Task goal: Output all of the data below exactly as given.

**** Data for this task ****

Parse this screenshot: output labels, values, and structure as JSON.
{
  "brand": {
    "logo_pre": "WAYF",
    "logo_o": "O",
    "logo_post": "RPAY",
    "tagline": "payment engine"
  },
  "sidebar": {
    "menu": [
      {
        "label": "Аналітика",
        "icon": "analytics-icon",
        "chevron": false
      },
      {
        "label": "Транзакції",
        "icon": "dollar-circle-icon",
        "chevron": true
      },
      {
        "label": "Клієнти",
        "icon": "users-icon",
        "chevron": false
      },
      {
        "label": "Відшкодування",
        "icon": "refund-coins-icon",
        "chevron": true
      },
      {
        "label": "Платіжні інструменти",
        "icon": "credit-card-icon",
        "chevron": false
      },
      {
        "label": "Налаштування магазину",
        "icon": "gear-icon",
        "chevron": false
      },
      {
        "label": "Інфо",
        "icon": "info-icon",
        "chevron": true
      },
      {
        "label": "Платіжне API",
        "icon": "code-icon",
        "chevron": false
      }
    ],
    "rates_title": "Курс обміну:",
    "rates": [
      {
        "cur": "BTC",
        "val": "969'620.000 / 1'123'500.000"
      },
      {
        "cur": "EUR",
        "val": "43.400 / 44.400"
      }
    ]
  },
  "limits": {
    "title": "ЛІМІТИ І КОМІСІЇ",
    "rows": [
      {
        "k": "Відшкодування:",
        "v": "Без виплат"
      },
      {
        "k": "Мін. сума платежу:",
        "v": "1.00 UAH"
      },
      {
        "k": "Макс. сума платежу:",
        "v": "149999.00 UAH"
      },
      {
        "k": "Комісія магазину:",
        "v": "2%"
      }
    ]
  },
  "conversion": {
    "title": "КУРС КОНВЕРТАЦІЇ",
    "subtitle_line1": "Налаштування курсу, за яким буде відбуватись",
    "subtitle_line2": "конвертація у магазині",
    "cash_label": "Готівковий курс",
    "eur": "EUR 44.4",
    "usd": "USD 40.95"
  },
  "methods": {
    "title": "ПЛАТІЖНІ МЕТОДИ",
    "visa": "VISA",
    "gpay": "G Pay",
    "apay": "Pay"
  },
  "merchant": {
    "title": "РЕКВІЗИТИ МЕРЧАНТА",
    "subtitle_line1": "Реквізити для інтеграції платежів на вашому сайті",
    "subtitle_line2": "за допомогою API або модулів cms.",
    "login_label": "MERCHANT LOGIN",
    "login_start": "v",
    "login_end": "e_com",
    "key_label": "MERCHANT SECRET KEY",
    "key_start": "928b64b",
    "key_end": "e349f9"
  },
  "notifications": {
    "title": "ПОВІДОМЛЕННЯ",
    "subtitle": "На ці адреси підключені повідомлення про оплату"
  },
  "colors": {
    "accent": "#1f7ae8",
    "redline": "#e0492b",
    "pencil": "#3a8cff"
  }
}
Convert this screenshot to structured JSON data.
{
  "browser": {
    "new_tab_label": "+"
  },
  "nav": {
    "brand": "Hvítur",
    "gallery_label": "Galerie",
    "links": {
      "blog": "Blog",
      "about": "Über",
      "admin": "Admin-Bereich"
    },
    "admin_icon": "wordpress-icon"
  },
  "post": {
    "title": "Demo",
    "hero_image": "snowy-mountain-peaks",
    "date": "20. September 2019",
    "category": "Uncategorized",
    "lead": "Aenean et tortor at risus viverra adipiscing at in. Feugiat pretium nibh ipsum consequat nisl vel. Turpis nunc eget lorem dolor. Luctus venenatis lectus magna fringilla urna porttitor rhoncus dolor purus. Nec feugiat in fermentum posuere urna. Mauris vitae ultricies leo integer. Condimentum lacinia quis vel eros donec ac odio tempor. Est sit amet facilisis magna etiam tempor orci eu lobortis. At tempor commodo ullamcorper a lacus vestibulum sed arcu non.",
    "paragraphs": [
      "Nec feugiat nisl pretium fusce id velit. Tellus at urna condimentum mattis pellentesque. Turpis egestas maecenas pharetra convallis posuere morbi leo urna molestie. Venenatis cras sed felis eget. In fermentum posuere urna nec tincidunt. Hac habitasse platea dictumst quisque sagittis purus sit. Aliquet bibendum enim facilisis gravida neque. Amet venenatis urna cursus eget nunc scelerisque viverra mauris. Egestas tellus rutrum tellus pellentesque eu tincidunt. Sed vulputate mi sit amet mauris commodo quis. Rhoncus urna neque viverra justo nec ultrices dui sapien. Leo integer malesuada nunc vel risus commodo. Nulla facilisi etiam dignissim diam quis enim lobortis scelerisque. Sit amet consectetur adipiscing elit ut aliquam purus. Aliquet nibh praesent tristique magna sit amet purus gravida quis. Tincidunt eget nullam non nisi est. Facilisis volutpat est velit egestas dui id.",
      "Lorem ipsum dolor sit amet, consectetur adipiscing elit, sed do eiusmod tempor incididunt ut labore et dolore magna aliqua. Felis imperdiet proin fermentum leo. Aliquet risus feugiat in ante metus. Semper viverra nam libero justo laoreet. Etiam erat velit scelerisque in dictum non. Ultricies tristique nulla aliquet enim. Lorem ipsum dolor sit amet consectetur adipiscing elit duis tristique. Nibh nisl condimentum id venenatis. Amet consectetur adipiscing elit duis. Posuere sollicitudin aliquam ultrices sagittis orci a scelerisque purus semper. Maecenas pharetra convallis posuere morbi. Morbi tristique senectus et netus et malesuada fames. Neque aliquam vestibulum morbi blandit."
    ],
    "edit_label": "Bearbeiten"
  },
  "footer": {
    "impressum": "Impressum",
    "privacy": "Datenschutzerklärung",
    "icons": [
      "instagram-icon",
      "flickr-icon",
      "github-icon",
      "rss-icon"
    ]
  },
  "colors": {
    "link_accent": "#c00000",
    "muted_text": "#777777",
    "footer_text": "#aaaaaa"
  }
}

****

Result below:
Parse this screenshot: output labels, values, and structure as JSON.
{
  "brand": {
    "logo_pre": "WAYF",
    "logo_o": "O",
    "logo_post": "RPAY",
    "tagline": "payment engine"
  },
  "sidebar": {
    "menu": [
      {
        "label": "Аналітика",
        "icon": "analytics-icon",
        "chevron": false
      },
      {
        "label": "Транзакції",
        "icon": "dollar-circle-icon",
        "chevron": true
      },
      {
        "label": "Клієнти",
        "icon": "users-icon",
        "chevron": false
      },
      {
        "label": "Відшкодування",
        "icon": "refund-coins-icon",
        "chevron": true
      },
      {
        "label": "Платіжні інструменти",
        "icon": "credit-card-icon",
        "chevron": false
      },
      {
        "label": "Налаштування магазину",
        "icon": "gear-icon",
        "chevron": false
      },
      {
        "label": "Інфо",
        "icon": "info-icon",
        "chevron": true
      },
      {
        "label": "Платіжне API",
        "icon": "code-icon",
        "chevron": false
      }
    ],
    "rates_title": "Курс обміну:",
    "rates": [
      {
        "cur": "BTC",
        "val": "969'620.000 / 1'123'500.000"
      },
      {
        "cur": "EUR",
        "val": "43.400 / 44.400"
      }
    ]
  },
  "limits": {
    "title": "ЛІМІТИ І КОМІСІЇ",
    "rows": [
      {
        "k": "Відшкодування:",
        "v": "Без виплат"
      },
      {
        "k": "Мін. сума платежу:",
        "v": "1.00 UAH"
      },
      {
        "k": "Макс. сума платежу:",
        "v": "149999.00 UAH"
      },
      {
        "k": "Комісія магазину:",
        "v": "2%"
      }
    ]
  },
  "conversion": {
    "title": "КУРС КОНВЕРТАЦІЇ",
    "subtitle_line1": "Налаштування курсу, за яким буде відбуватись",
    "subtitle_line2": "конвертація у магазині",
    "cash_label": "Готівковий курс",
    "eur": "EUR 44.4",
    "usd": "USD 40.95"
  },
  "methods": {
    "title": "ПЛАТІЖНІ МЕТОДИ",
    "visa": "VISA",
    "gpay": "G Pay",
    "apay": "Pay"
  },
  "merchant": {
    "title": "РЕКВІЗИТИ МЕРЧАНТА",
    "subtitle_line1": "Реквізити для інтеграції платежів на вашому сайті",
    "subtitle_line2": "за допомогою API або модулів cms.",
    "login_label": "MERCHANT LOGIN",
    "login_start": "v",
    "login_end": "e_com",
    "key_label": "MERCHANT SECRET KEY",
    "key_start": "928b64b",
    "key_end": "e349f9"
  },
  "notifications": {
    "title": "ПОВІДОМЛЕННЯ",
    "subtitle": "На ці адреси підключені повідомлення про оплату"
  },
  "colors": {
    "accent": "#1f7ae8",
    "redline": "#e0492b",
    "pencil": "#3a8cff"
  }
}
Convert this screenshot to structured JSON data.
{
  "browser": {
    "new_tab_label": "+"
  },
  "nav": {
    "brand": "Hvítur",
    "gallery_label": "Galerie",
    "links": {
      "blog": "Blog",
      "about": "Über",
      "admin": "Admin-Bereich"
    },
    "admin_icon": "wordpress-icon"
  },
  "post": {
    "title": "Demo",
    "hero_image": "snowy-mountain-peaks",
    "date": "20. September 2019",
    "category": "Uncategorized",
    "lead": "Aenean et tortor at risus viverra adipiscing at in. Feugiat pretium nibh ipsum consequat nisl vel. Turpis nunc eget lorem dolor. Luctus venenatis lectus magna fringilla urna porttitor rhoncus dolor purus. Nec feugiat in fermentum posuere urna. Mauris vitae ultricies leo integer. Condimentum lacinia quis vel eros donec ac odio tempor. Est sit amet facilisis magna etiam tempor orci eu lobortis. At tempor commodo ullamcorper a lacus vestibulum sed arcu non.",
    "paragraphs": [
      "Nec feugiat nisl pretium fusce id velit. Tellus at urna condimentum mattis pellentesque. Turpis egestas maecenas pharetra convallis posuere morbi leo urna molestie. Venenatis cras sed felis eget. In fermentum posuere urna nec tincidunt. Hac habitasse platea dictumst quisque sagittis purus sit. Aliquet bibendum enim facilisis gravida neque. Amet venenatis urna cursus eget nunc scelerisque viverra mauris. Egestas tellus rutrum tellus pellentesque eu tincidunt. Sed vulputate mi sit amet mauris commodo quis. Rhoncus urna neque viverra justo nec ultrices dui sapien. Leo integer malesuada nunc vel risus commodo. Nulla facilisi etiam dignissim diam quis enim lobortis scelerisque. Sit amet consectetur adipiscing elit ut aliquam purus. Aliquet nibh praesent tristique magna sit amet purus gravida quis. Tincidunt eget nullam non nisi est. Facilisis volutpat est velit egestas dui id.",
      "Lorem ipsum dolor sit amet, consectetur adipiscing elit, sed do eiusmod tempor incididunt ut labore et dolore magna aliqua. Felis imperdiet proin fermentum leo. Aliquet risus feugiat in ante metus. Semper viverra nam libero justo laoreet. Etiam erat velit scelerisque in dictum non. Ultricies tristique nulla aliquet enim. Lorem ipsum dolor sit amet consectetur adipiscing elit duis tristique. Nibh nisl condimentum id venenatis. Amet consectetur adipiscing elit duis. Posuere sollicitudin aliquam ultrices sagittis orci a scelerisque purus semper. Maecenas pharetra convallis posuere morbi. Morbi tristique senectus et netus et malesuada fames. Neque aliquam vestibulum morbi blandit."
    ],
    "edit_label": "Bearbeiten"
  },
  "footer": {
    "impressum": "Impressum",
    "privacy": "Datenschutzerklärung",
    "icons": [
      "instagram-icon",
      "flickr-icon",
      "github-icon",
      "rss-icon"
    ]
  },
  "colors": {
    "link_accent": "#c00000",
    "muted_text": "#777777",
    "footer_text": "#aaaaaa"
  }
}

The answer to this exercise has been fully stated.